**SUPPLIED RECORDS**

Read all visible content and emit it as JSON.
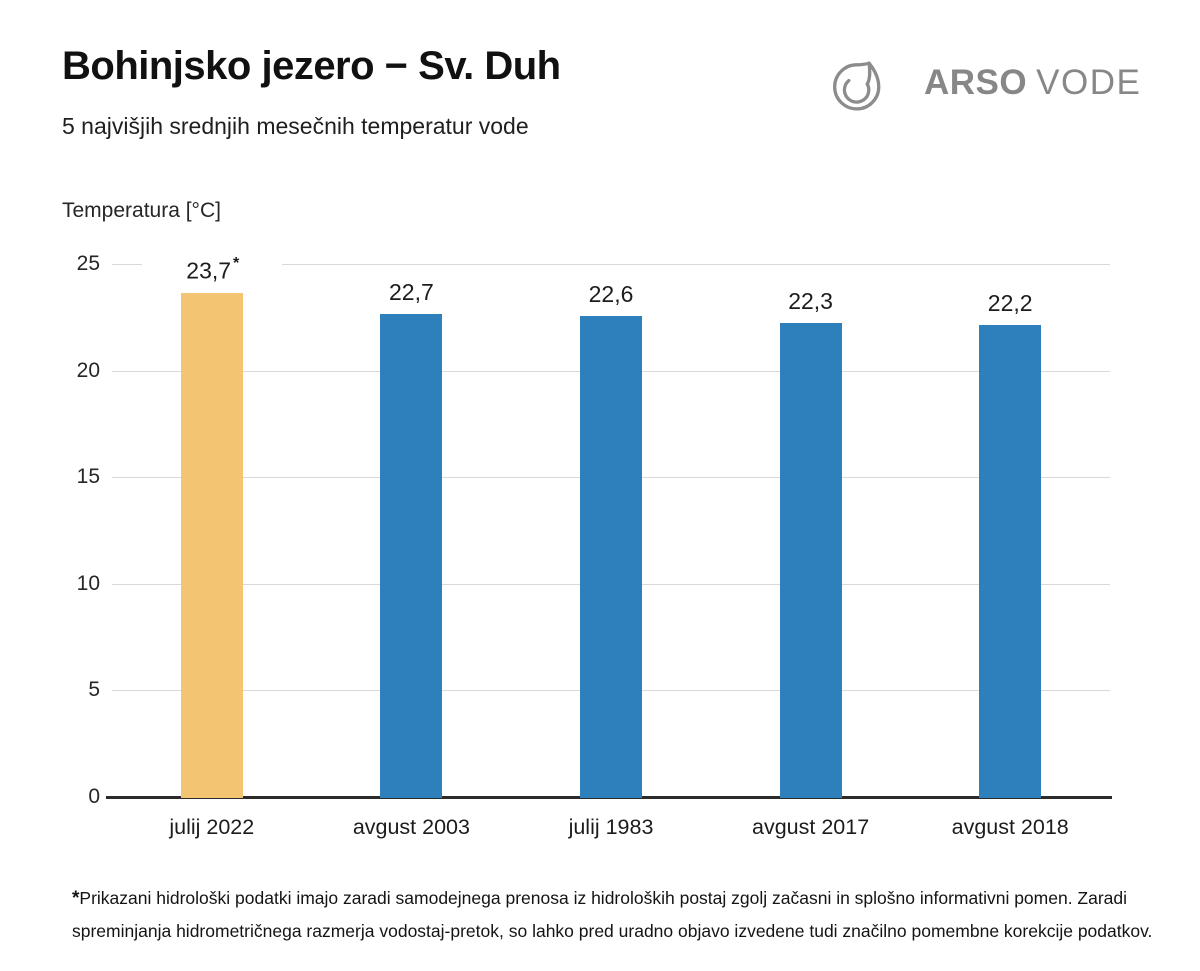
{
  "header": {
    "title": "Bohinjsko jezero − Sv. Duh",
    "subtitle": "5 najvišjih srednjih mesečnih temperatur vode",
    "logo": {
      "icon": "water-drop-icon",
      "brand_bold": "ARSO",
      "brand_light": "VODE",
      "color": "#878787"
    }
  },
  "chart_data": {
    "type": "bar",
    "title": "5 najvišjih srednjih mesečnih temperatur vode",
    "ylabel": "Temperatura [°C]",
    "xlabel": "",
    "categories": [
      "julij 2022",
      "avgust 2003",
      "julij 1983",
      "avgust 2017",
      "avgust 2018"
    ],
    "values": [
      23.7,
      22.7,
      22.6,
      22.3,
      22.2
    ],
    "value_labels": [
      "23,7",
      "22,7",
      "22,6",
      "22,3",
      "22,2"
    ],
    "highlight_index": 0,
    "note_marker": "*",
    "yticks": [
      0,
      5,
      10,
      15,
      20,
      25
    ],
    "ylim": [
      0,
      25
    ],
    "grid": true,
    "legend": "none",
    "bar_colors": {
      "default": "#2E80BD",
      "highlight": "#F3C471"
    }
  },
  "footnote": {
    "marker": "*",
    "text": "Prikazani hidrološki podatki imajo zaradi samodejnega prenosa iz hidroloških postaj zgolj začasni in splošno informativni pomen. Zaradi spreminjanja hidrometričnega razmerja vodostaj-pretok, so lahko pred uradno objavo izvedene tudi značilno pomembne korekcije podatkov."
  }
}
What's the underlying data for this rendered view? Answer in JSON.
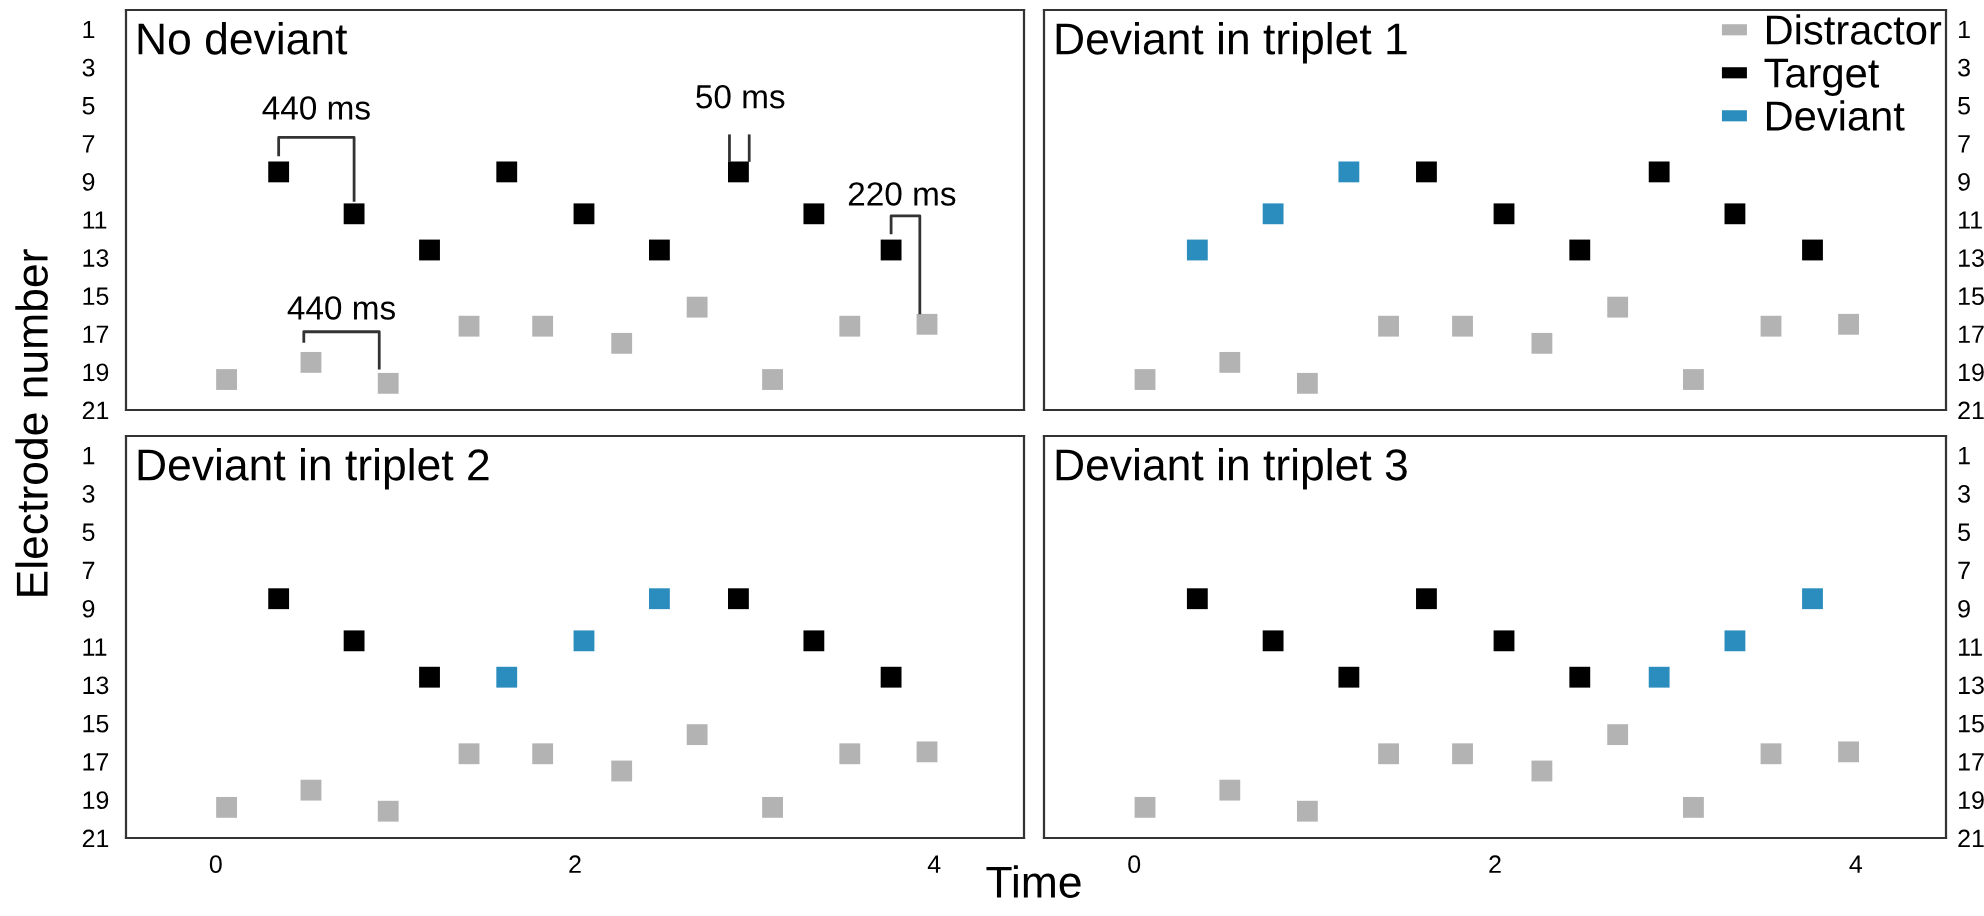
{
  "chart_data": [
    {
      "type": "scatter",
      "title": "No deviant",
      "ylabel": "Electrode number",
      "xlim": [
        -0.5,
        4.5
      ],
      "ylim": [
        21,
        0
      ],
      "xticks": [
        0,
        2,
        4
      ],
      "yticks": [
        1,
        3,
        5,
        7,
        9,
        11,
        13,
        15,
        17,
        19,
        21
      ],
      "tick_labels": "y",
      "marker": "square",
      "grid": false,
      "legend": false,
      "series": [
        {
          "color": "#b3b3b3",
          "x": [
            0.06,
            0.53,
            0.96,
            1.41,
            1.82,
            2.26,
            2.68,
            3.1,
            3.53,
            3.96
          ],
          "values": [
            19.4,
            18.5,
            19.6,
            16.6,
            16.6,
            17.5,
            15.6,
            19.4,
            16.6,
            16.5
          ]
        },
        {
          "color": "#000000",
          "x": [
            0.35,
            0.77,
            1.19,
            1.62,
            2.05,
            2.47,
            2.91,
            3.33,
            3.76
          ],
          "values": [
            8.5,
            10.7,
            12.6,
            8.5,
            10.7,
            12.6,
            8.5,
            10.7,
            12.6
          ]
        }
      ],
      "annotations": [
        {
          "text": "440 ms",
          "x": 0.35,
          "y": 8.5
        },
        "50 ms",
        {
          "text": "220 ms",
          "x": 3.76,
          "y": 12.6
        },
        "440 ms"
      ]
    },
    {
      "type": "scatter",
      "title": "Deviant in triplet 1",
      "xlim": [
        -0.5,
        4.5
      ],
      "ylim": [
        21,
        0
      ],
      "xticks": [
        0,
        2,
        4
      ],
      "yticks": [
        1,
        3,
        5,
        7,
        9,
        11,
        13,
        15,
        17,
        19,
        21
      ],
      "tick_labels": "y",
      "marker": "square",
      "grid": false,
      "legend": "top right",
      "series": [
        {
          "name": "Distractor",
          "color": "#b3b3b3",
          "x": [
            0.06,
            0.53,
            0.96,
            1.41,
            1.82,
            2.26,
            2.68,
            3.1,
            3.53,
            3.96
          ],
          "values": [
            19.4,
            18.5,
            19.6,
            16.6,
            16.6,
            17.5,
            15.6,
            19.4,
            16.6,
            16.5
          ]
        },
        {
          "name": "Target",
          "color": "#000000",
          "x": [
            1.62,
            2.05,
            2.47,
            2.91,
            3.33,
            3.76
          ],
          "values": [
            8.5,
            10.7,
            12.6,
            8.5,
            10.7,
            12.6
          ]
        },
        {
          "name": "Deviant",
          "color": "#2b8cbe",
          "x": [
            0.35,
            0.77,
            1.19
          ],
          "values": [
            12.6,
            10.7,
            8.5
          ]
        }
      ]
    },
    {
      "type": "scatter",
      "title": "Deviant in triplet 2",
      "xlabel": "Time",
      "xlim": [
        -0.5,
        4.5
      ],
      "ylim": [
        21,
        0
      ],
      "xticks": [
        0,
        2,
        4
      ],
      "yticks": [
        1,
        3,
        5,
        7,
        9,
        11,
        13,
        15,
        17,
        19,
        21
      ],
      "marker": "square",
      "grid": false,
      "legend": false,
      "series": [
        {
          "color": "#b3b3b3",
          "x": [
            0.06,
            0.53,
            0.96,
            1.41,
            1.82,
            2.26,
            2.68,
            3.1,
            3.53,
            3.96
          ],
          "values": [
            19.4,
            18.5,
            19.6,
            16.6,
            16.6,
            17.5,
            15.6,
            19.4,
            16.6,
            16.5
          ]
        },
        {
          "color": "#000000",
          "x": [
            0.35,
            0.77,
            1.19,
            2.91,
            3.33,
            3.76
          ],
          "values": [
            8.5,
            10.7,
            12.6,
            8.5,
            10.7,
            12.6
          ]
        },
        {
          "color": "#2b8cbe",
          "x": [
            1.62,
            2.05,
            2.47
          ],
          "values": [
            12.6,
            10.7,
            8.5
          ]
        }
      ]
    },
    {
      "type": "scatter",
      "title": "Deviant in triplet 3",
      "xlim": [
        -0.5,
        4.5
      ],
      "ylim": [
        21,
        0
      ],
      "xticks": [
        0,
        2,
        4
      ],
      "yticks": [
        1,
        3,
        5,
        7,
        9,
        11,
        13,
        15,
        17,
        19,
        21
      ],
      "marker": "square",
      "grid": false,
      "legend": false,
      "series": [
        {
          "color": "#b3b3b3",
          "x": [
            0.06,
            0.53,
            0.96,
            1.41,
            1.82,
            2.26,
            2.68,
            3.1,
            3.53,
            3.96
          ],
          "values": [
            19.4,
            18.5,
            19.6,
            16.6,
            16.6,
            17.5,
            15.6,
            19.4,
            16.6,
            16.5
          ]
        },
        {
          "color": "#000000",
          "x": [
            0.35,
            0.77,
            1.19,
            1.62,
            2.05,
            2.47
          ],
          "values": [
            8.5,
            10.7,
            12.6,
            8.5,
            10.7,
            12.6
          ]
        },
        {
          "color": "#2b8cbe",
          "x": [
            2.91,
            3.33,
            3.76
          ],
          "values": [
            12.6,
            10.7,
            8.5
          ]
        }
      ]
    }
  ]
}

**YOUR GOAL**
Go through the entries above and output them exactly, without pictures.

**EXPECTED ANSWER**
Read all visible content and emit it as JSON.
{
  "header": {
    "title": "Bohinjsko jezero − Sv. Duh",
    "subtitle": "5 najvišjih srednjih mesečnih temperatur vode",
    "logo": {
      "icon": "water-drop-icon",
      "brand_bold": "ARSO",
      "brand_light": "VODE",
      "color": "#878787"
    }
  },
  "chart_data": {
    "type": "bar",
    "title": "5 najvišjih srednjih mesečnih temperatur vode",
    "ylabel": "Temperatura [°C]",
    "xlabel": "",
    "categories": [
      "julij 2022",
      "avgust 2003",
      "julij 1983",
      "avgust 2017",
      "avgust 2018"
    ],
    "values": [
      23.7,
      22.7,
      22.6,
      22.3,
      22.2
    ],
    "value_labels": [
      "23,7",
      "22,7",
      "22,6",
      "22,3",
      "22,2"
    ],
    "highlight_index": 0,
    "note_marker": "*",
    "yticks": [
      0,
      5,
      10,
      15,
      20,
      25
    ],
    "ylim": [
      0,
      25
    ],
    "grid": true,
    "legend": "none",
    "bar_colors": {
      "default": "#2E80BD",
      "highlight": "#F3C471"
    }
  },
  "footnote": {
    "marker": "*",
    "text": "Prikazani hidrološki podatki imajo zaradi samodejnega prenosa iz hidroloških postaj zgolj začasni in splošno informativni pomen. Zaradi spreminjanja hidrometričnega razmerja vodostaj-pretok, so lahko pred uradno objavo izvedene tudi značilno pomembne korekcije podatkov."
  }
}
What's the underlying data for this rendered view? Answer in JSON.
{
  "chart_data": [
    {
      "type": "scatter",
      "title": "No deviant",
      "ylabel": "Electrode number",
      "xlim": [
        -0.5,
        4.5
      ],
      "ylim": [
        21,
        0
      ],
      "xticks": [
        0,
        2,
        4
      ],
      "yticks": [
        1,
        3,
        5,
        7,
        9,
        11,
        13,
        15,
        17,
        19,
        21
      ],
      "tick_labels": "y",
      "marker": "square",
      "grid": false,
      "legend": false,
      "series": [
        {
          "color": "#b3b3b3",
          "x": [
            0.06,
            0.53,
            0.96,
            1.41,
            1.82,
            2.26,
            2.68,
            3.1,
            3.53,
            3.96
          ],
          "values": [
            19.4,
            18.5,
            19.6,
            16.6,
            16.6,
            17.5,
            15.6,
            19.4,
            16.6,
            16.5
          ]
        },
        {
          "color": "#000000",
          "x": [
            0.35,
            0.77,
            1.19,
            1.62,
            2.05,
            2.47,
            2.91,
            3.33,
            3.76
          ],
          "values": [
            8.5,
            10.7,
            12.6,
            8.5,
            10.7,
            12.6,
            8.5,
            10.7,
            12.6
          ]
        }
      ],
      "annotations": [
        {
          "text": "440 ms",
          "x": 0.35,
          "y": 8.5
        },
        "50 ms",
        {
          "text": "220 ms",
          "x": 3.76,
          "y": 12.6
        },
        "440 ms"
      ]
    },
    {
      "type": "scatter",
      "title": "Deviant in triplet 1",
      "xlim": [
        -0.5,
        4.5
      ],
      "ylim": [
        21,
        0
      ],
      "xticks": [
        0,
        2,
        4
      ],
      "yticks": [
        1,
        3,
        5,
        7,
        9,
        11,
        13,
        15,
        17,
        19,
        21
      ],
      "tick_labels": "y",
      "marker": "square",
      "grid": false,
      "legend": "top right",
      "series": [
        {
          "name": "Distractor",
          "color": "#b3b3b3",
          "x": [
            0.06,
            0.53,
            0.96,
            1.41,
            1.82,
            2.26,
            2.68,
            3.1,
            3.53,
            3.96
          ],
          "values": [
            19.4,
            18.5,
            19.6,
            16.6,
            16.6,
            17.5,
            15.6,
            19.4,
            16.6,
            16.5
          ]
        },
        {
          "name": "Target",
          "color": "#000000",
          "x": [
            1.62,
            2.05,
            2.47,
            2.91,
            3.33,
            3.76
          ],
          "values": [
            8.5,
            10.7,
            12.6,
            8.5,
            10.7,
            12.6
          ]
        },
        {
          "name": "Deviant",
          "color": "#2b8cbe",
          "x": [
            0.35,
            0.77,
            1.19
          ],
          "values": [
            12.6,
            10.7,
            8.5
          ]
        }
      ]
    },
    {
      "type": "scatter",
      "title": "Deviant in triplet 2",
      "xlabel": "Time",
      "xlim": [
        -0.5,
        4.5
      ],
      "ylim": [
        21,
        0
      ],
      "xticks": [
        0,
        2,
        4
      ],
      "yticks": [
        1,
        3,
        5,
        7,
        9,
        11,
        13,
        15,
        17,
        19,
        21
      ],
      "marker": "square",
      "grid": false,
      "legend": false,
      "series": [
        {
          "color": "#b3b3b3",
          "x": [
            0.06,
            0.53,
            0.96,
            1.41,
            1.82,
            2.26,
            2.68,
            3.1,
            3.53,
            3.96
          ],
          "values": [
            19.4,
            18.5,
            19.6,
            16.6,
            16.6,
            17.5,
            15.6,
            19.4,
            16.6,
            16.5
          ]
        },
        {
          "color": "#000000",
          "x": [
            0.35,
            0.77,
            1.19,
            2.91,
            3.33,
            3.76
          ],
          "values": [
            8.5,
            10.7,
            12.6,
            8.5,
            10.7,
            12.6
          ]
        },
        {
          "color": "#2b8cbe",
          "x": [
            1.62,
            2.05,
            2.47
          ],
          "values": [
            12.6,
            10.7,
            8.5
          ]
        }
      ]
    },
    {
      "type": "scatter",
      "title": "Deviant in triplet 3",
      "xlim": [
        -0.5,
        4.5
      ],
      "ylim": [
        21,
        0
      ],
      "xticks": [
        0,
        2,
        4
      ],
      "yticks": [
        1,
        3,
        5,
        7,
        9,
        11,
        13,
        15,
        17,
        19,
        21
      ],
      "marker": "square",
      "grid": false,
      "legend": false,
      "series": [
        {
          "color": "#b3b3b3",
          "x": [
            0.06,
            0.53,
            0.96,
            1.41,
            1.82,
            2.26,
            2.68,
            3.1,
            3.53,
            3.96
          ],
          "values": [
            19.4,
            18.5,
            19.6,
            16.6,
            16.6,
            17.5,
            15.6,
            19.4,
            16.6,
            16.5
          ]
        },
        {
          "color": "#000000",
          "x": [
            0.35,
            0.77,
            1.19,
            1.62,
            2.05,
            2.47
          ],
          "values": [
            8.5,
            10.7,
            12.6,
            8.5,
            10.7,
            12.6
          ]
        },
        {
          "color": "#2b8cbe",
          "x": [
            2.91,
            3.33,
            3.76
          ],
          "values": [
            12.6,
            10.7,
            8.5
          ]
        }
      ]
    }
  ]
}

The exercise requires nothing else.